» EXERCISE PROMPT
Without the pictures, copy the entries below word for word.

» ITEMS
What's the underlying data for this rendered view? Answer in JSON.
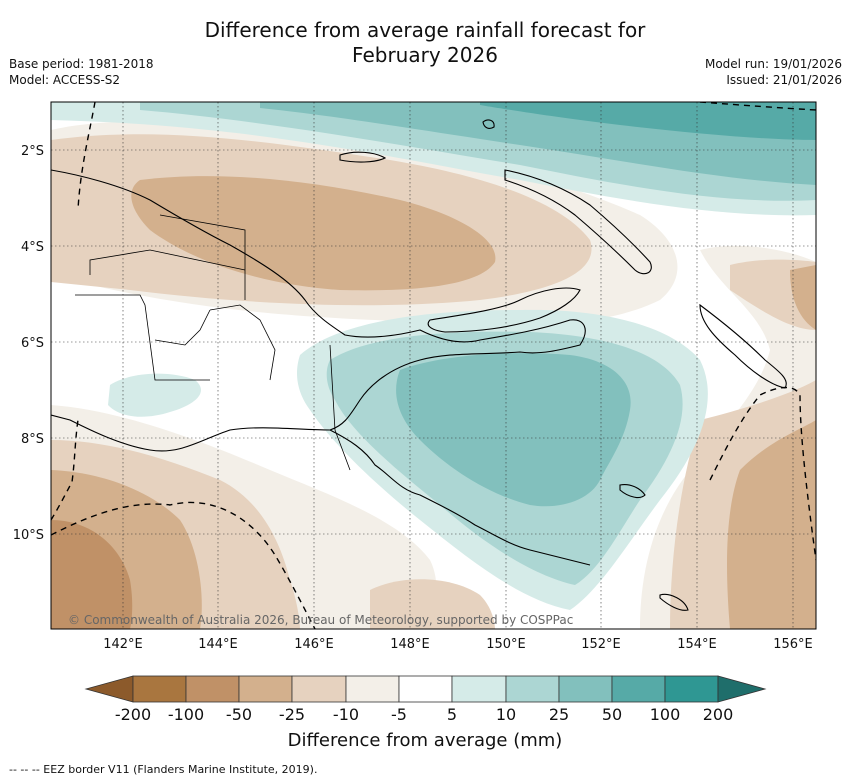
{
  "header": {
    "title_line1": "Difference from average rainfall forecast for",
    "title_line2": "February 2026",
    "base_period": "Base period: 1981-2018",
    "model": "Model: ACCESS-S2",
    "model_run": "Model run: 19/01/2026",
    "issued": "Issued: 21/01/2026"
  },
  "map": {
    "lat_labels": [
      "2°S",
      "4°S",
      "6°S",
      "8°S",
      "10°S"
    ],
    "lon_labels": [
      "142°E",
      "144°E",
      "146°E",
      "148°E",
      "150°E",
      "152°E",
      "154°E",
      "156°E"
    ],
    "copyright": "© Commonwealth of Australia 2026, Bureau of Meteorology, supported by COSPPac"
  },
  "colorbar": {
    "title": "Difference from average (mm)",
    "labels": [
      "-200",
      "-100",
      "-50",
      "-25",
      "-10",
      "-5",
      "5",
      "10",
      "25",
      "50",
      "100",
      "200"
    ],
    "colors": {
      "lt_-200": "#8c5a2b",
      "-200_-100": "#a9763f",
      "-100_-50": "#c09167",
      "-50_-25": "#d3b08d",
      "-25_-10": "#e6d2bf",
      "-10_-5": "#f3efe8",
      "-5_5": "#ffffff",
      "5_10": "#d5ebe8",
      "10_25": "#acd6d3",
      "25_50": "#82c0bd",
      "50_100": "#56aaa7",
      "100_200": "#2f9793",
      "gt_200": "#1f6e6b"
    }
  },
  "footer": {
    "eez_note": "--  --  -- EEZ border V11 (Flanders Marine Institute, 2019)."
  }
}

» REPLY TO THE EXERCISE
What's the underlying data for this rendered view? Answer in JSON.
{
  "header": {
    "title_line1": "Difference from average rainfall forecast for",
    "title_line2": "February 2026",
    "base_period": "Base period: 1981-2018",
    "model": "Model: ACCESS-S2",
    "model_run": "Model run: 19/01/2026",
    "issued": "Issued: 21/01/2026"
  },
  "map": {
    "lat_labels": [
      "2°S",
      "4°S",
      "6°S",
      "8°S",
      "10°S"
    ],
    "lon_labels": [
      "142°E",
      "144°E",
      "146°E",
      "148°E",
      "150°E",
      "152°E",
      "154°E",
      "156°E"
    ],
    "copyright": "© Commonwealth of Australia 2026, Bureau of Meteorology, supported by COSPPac"
  },
  "colorbar": {
    "title": "Difference from average (mm)",
    "labels": [
      "-200",
      "-100",
      "-50",
      "-25",
      "-10",
      "-5",
      "5",
      "10",
      "25",
      "50",
      "100",
      "200"
    ],
    "colors": {
      "lt_-200": "#8c5a2b",
      "-200_-100": "#a9763f",
      "-100_-50": "#c09167",
      "-50_-25": "#d3b08d",
      "-25_-10": "#e6d2bf",
      "-10_-5": "#f3efe8",
      "-5_5": "#ffffff",
      "5_10": "#d5ebe8",
      "10_25": "#acd6d3",
      "25_50": "#82c0bd",
      "50_100": "#56aaa7",
      "100_200": "#2f9793",
      "gt_200": "#1f6e6b"
    }
  },
  "footer": {
    "eez_note": "--  --  -- EEZ border V11 (Flanders Marine Institute, 2019)."
  }
}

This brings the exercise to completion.